— START Data rows —

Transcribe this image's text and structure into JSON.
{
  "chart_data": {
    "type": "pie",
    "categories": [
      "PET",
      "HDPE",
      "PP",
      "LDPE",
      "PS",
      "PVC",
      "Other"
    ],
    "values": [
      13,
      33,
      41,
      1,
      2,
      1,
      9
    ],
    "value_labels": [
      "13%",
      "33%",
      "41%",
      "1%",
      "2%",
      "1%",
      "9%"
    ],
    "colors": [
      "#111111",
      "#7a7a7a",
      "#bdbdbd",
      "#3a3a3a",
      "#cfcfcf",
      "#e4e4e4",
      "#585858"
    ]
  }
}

— END Data rows —

- **What to work on**: Copy out the data shown above without altering anything.

- **Solved problem**:
Transcribe this image's text and structure into JSON.
{
  "chart_data": {
    "type": "pie",
    "categories": [
      "PET",
      "HDPE",
      "PP",
      "LDPE",
      "PS",
      "PVC",
      "Other"
    ],
    "values": [
      13,
      33,
      41,
      1,
      2,
      1,
      9
    ],
    "value_labels": [
      "13%",
      "33%",
      "41%",
      "1%",
      "2%",
      "1%",
      "9%"
    ],
    "colors": [
      "#111111",
      "#7a7a7a",
      "#bdbdbd",
      "#3a3a3a",
      "#cfcfcf",
      "#e4e4e4",
      "#585858"
    ]
  }
}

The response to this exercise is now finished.